## What is being asked
Find the lines holding "including" and copy them.
★ ★ ★ ★ ★
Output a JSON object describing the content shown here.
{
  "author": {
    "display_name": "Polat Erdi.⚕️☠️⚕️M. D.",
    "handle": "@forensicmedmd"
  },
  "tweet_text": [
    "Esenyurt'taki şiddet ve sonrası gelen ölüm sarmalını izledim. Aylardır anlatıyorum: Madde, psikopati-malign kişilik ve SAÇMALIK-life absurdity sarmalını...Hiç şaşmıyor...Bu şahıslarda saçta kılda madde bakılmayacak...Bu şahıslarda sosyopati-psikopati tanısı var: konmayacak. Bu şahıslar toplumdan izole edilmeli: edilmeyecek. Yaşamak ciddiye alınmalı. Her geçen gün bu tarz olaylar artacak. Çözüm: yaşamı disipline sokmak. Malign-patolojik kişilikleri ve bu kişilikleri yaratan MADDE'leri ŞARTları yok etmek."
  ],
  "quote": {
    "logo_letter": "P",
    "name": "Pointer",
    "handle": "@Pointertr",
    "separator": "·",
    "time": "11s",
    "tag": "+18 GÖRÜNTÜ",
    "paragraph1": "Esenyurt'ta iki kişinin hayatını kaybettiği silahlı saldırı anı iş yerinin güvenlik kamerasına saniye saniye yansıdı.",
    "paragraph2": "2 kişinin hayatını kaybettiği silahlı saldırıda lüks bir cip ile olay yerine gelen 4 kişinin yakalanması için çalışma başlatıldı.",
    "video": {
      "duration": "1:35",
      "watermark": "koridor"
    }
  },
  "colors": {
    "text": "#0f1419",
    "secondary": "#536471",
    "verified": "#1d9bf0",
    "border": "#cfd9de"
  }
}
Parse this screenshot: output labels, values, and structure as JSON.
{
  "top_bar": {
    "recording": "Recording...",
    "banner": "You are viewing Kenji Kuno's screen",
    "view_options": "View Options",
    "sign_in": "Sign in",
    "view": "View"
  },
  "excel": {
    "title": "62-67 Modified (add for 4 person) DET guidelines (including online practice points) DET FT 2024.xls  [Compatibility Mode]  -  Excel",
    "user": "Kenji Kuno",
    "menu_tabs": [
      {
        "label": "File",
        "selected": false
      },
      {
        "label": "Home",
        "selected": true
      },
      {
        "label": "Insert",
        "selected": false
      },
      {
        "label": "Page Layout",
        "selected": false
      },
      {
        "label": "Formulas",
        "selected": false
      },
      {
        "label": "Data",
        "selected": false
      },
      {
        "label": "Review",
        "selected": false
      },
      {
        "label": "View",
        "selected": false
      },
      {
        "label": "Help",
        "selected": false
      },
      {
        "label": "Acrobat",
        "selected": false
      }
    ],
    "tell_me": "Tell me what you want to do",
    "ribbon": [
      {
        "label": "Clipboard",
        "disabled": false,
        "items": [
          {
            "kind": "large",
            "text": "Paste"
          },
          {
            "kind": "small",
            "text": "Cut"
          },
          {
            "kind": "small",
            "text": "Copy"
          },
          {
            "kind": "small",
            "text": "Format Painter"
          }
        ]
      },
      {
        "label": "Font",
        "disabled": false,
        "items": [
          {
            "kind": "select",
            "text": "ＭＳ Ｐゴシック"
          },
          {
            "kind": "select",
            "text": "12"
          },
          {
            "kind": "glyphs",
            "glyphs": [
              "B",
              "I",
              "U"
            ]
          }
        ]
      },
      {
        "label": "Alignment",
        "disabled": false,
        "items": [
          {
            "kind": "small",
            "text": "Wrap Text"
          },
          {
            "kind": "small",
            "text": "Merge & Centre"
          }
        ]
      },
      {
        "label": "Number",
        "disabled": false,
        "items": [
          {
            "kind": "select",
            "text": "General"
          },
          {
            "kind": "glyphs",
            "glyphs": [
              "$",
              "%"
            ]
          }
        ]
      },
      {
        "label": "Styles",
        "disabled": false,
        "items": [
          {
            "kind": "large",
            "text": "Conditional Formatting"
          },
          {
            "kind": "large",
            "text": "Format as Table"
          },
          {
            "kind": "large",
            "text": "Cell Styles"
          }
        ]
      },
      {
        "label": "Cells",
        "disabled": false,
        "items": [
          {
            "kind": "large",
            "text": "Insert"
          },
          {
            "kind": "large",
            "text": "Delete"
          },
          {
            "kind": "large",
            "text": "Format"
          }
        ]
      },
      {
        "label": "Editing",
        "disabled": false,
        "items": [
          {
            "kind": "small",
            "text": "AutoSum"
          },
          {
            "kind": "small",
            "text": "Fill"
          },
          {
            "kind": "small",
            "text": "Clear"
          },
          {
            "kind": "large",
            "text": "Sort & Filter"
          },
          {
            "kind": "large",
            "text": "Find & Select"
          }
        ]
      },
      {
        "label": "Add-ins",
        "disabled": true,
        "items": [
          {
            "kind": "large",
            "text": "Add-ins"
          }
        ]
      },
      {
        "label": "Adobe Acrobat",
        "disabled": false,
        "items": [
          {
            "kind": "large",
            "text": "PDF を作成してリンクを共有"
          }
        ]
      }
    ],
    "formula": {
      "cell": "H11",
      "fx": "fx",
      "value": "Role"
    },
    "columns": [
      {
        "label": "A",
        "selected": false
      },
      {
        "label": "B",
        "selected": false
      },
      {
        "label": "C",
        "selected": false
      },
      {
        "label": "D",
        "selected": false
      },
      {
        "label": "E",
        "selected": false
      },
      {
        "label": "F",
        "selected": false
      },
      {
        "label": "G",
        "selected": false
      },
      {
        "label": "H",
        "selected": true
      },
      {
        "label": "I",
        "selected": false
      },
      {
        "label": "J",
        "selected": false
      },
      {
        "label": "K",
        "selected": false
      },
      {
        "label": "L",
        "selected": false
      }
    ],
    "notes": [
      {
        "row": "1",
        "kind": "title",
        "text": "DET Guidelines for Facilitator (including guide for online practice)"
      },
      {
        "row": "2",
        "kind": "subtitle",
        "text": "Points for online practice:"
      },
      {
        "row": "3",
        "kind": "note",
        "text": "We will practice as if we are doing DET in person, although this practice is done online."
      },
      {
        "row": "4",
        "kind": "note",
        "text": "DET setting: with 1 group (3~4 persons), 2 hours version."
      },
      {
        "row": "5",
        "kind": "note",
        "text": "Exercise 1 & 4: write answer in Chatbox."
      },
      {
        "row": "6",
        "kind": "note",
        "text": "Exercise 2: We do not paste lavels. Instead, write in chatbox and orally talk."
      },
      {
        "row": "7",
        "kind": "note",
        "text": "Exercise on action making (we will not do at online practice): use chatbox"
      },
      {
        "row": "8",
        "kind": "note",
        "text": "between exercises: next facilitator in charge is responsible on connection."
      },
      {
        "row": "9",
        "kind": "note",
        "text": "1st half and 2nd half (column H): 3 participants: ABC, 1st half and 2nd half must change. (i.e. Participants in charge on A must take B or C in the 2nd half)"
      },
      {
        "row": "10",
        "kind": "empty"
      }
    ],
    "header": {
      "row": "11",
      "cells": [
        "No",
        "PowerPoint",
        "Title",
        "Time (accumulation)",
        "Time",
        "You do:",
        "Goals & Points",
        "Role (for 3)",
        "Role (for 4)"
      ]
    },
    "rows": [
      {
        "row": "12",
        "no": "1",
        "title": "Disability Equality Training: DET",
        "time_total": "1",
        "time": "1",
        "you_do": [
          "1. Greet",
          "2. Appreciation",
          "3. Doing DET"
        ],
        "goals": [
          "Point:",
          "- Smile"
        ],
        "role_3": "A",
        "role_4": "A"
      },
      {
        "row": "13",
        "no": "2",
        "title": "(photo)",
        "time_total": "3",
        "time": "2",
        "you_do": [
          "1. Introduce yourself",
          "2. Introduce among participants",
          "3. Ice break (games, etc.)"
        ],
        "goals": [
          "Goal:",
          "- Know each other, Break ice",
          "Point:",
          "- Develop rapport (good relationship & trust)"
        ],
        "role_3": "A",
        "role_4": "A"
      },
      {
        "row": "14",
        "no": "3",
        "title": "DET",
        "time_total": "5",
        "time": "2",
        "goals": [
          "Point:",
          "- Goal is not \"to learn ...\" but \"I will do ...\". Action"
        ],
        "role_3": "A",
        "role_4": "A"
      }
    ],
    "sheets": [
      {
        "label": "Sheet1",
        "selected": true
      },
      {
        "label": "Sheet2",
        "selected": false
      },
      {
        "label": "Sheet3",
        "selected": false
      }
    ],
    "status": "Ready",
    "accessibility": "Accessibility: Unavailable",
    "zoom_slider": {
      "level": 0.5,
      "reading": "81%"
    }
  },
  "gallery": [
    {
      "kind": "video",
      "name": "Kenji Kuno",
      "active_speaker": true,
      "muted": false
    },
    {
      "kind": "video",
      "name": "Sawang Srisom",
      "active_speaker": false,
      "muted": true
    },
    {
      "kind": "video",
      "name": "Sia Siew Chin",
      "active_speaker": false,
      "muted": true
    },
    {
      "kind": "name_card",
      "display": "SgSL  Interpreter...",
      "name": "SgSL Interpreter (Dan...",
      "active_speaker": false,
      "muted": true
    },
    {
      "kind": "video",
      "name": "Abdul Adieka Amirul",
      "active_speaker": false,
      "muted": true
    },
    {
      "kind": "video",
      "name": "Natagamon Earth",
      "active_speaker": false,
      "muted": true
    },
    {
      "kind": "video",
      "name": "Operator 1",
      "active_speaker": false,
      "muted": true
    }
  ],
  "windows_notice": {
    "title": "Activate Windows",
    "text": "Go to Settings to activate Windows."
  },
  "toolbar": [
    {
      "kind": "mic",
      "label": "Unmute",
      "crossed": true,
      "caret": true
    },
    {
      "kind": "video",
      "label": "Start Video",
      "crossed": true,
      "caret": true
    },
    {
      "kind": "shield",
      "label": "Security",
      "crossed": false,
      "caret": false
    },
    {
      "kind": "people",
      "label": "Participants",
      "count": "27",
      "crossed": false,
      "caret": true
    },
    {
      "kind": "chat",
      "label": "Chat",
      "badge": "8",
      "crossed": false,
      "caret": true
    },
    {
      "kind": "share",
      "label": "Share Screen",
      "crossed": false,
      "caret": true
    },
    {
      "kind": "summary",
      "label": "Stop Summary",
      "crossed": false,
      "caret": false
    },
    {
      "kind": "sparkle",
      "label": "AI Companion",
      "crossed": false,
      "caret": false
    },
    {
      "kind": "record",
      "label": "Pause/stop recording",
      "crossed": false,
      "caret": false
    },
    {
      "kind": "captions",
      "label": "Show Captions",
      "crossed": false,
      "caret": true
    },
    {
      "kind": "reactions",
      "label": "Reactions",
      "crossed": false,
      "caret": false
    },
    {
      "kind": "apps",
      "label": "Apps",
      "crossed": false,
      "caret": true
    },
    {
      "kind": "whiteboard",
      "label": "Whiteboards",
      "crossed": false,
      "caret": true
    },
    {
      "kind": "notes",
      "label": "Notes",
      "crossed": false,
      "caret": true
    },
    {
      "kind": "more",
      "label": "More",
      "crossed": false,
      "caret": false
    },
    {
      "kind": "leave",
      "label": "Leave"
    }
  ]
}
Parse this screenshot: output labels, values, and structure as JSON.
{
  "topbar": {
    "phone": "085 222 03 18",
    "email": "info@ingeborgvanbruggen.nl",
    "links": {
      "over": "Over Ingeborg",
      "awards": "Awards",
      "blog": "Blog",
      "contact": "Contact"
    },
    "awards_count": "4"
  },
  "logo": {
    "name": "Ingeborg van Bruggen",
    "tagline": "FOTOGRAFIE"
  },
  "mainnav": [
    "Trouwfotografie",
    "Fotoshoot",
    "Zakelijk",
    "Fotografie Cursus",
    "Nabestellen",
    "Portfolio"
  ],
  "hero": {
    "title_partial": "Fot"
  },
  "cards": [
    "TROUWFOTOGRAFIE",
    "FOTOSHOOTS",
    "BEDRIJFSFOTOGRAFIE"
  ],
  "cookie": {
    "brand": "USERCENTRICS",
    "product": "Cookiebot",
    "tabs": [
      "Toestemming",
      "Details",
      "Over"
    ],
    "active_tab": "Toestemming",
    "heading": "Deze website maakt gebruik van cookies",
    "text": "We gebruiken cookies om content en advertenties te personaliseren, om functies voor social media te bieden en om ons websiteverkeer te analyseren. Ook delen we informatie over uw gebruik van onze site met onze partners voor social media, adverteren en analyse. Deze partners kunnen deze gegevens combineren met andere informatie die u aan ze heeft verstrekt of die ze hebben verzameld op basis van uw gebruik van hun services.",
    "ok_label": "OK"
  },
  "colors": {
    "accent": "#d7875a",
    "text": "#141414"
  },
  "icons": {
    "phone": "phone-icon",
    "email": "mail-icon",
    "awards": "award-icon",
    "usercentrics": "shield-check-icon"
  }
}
★ ★ ★ ★ ★
## The output
    "title": "62-67 Modified (add for 4 person) DET guidelines (including online practice points) DET FT 2024.xls  [Compatibility Mode]  -  Excel",
        "text": "DET Guidelines for Facilitator (including guide for online practice)"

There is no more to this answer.